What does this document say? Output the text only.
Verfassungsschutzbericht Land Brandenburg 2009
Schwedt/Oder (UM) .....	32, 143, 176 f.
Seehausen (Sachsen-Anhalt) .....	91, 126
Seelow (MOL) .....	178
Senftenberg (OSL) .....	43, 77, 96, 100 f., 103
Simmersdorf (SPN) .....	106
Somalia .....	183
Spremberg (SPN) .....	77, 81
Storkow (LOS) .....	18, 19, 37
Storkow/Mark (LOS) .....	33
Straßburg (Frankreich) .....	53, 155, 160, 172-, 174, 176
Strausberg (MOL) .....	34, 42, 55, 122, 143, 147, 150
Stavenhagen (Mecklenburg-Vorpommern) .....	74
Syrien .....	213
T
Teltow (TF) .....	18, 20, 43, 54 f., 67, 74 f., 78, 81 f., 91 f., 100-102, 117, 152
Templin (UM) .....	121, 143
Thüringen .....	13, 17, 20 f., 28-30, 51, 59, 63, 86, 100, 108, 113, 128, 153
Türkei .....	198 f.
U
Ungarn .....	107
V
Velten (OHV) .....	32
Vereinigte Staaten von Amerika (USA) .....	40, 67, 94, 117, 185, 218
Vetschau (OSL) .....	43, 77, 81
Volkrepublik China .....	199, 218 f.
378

REQUIRED TASK:
Repeat the entries exactly, all of them.

PROBLEM SOLUTION:
What does this document say? Output the text only.
Verfassungsschutzbericht Land Brandenburg 2009
Schwedt/Oder (UM) .....	32, 143, 176 f.
Seehausen (Sachsen-Anhalt) .....	91, 126
Seelow (MOL) .....	178
Senftenberg (OSL) .....	43, 77, 96, 100 f., 103
Simmersdorf (SPN) .....	106
Somalia .....	183
Spremberg (SPN) .....	77, 81
Storkow (LOS) .....	18, 19, 37
Storkow/Mark (LOS) .....	33
Straßburg (Frankreich) .....	53, 155, 160, 172-, 174, 176
Strausberg (MOL) .....	34, 42, 55, 122, 143, 147, 150
Stavenhagen (Mecklenburg-Vorpommern) .....	74
Syrien .....	213
T
Teltow (TF) .....	18, 20, 43, 54 f., 67, 74 f., 78, 81 f., 91 f., 100-102, 117, 152
Templin (UM) .....	121, 143
Thüringen .....	13, 17, 20 f., 28-30, 51, 59, 63, 86, 100, 108, 113, 128, 153
Türkei .....	198 f.
U
Ungarn .....	107
V
Velten (OHV) .....	32
Vereinigte Staaten von Amerika (USA) .....	40, 67, 94, 117, 185, 218
Vetschau (OSL) .....	43, 77, 81
Volkrepublik China .....	199, 218 f.
378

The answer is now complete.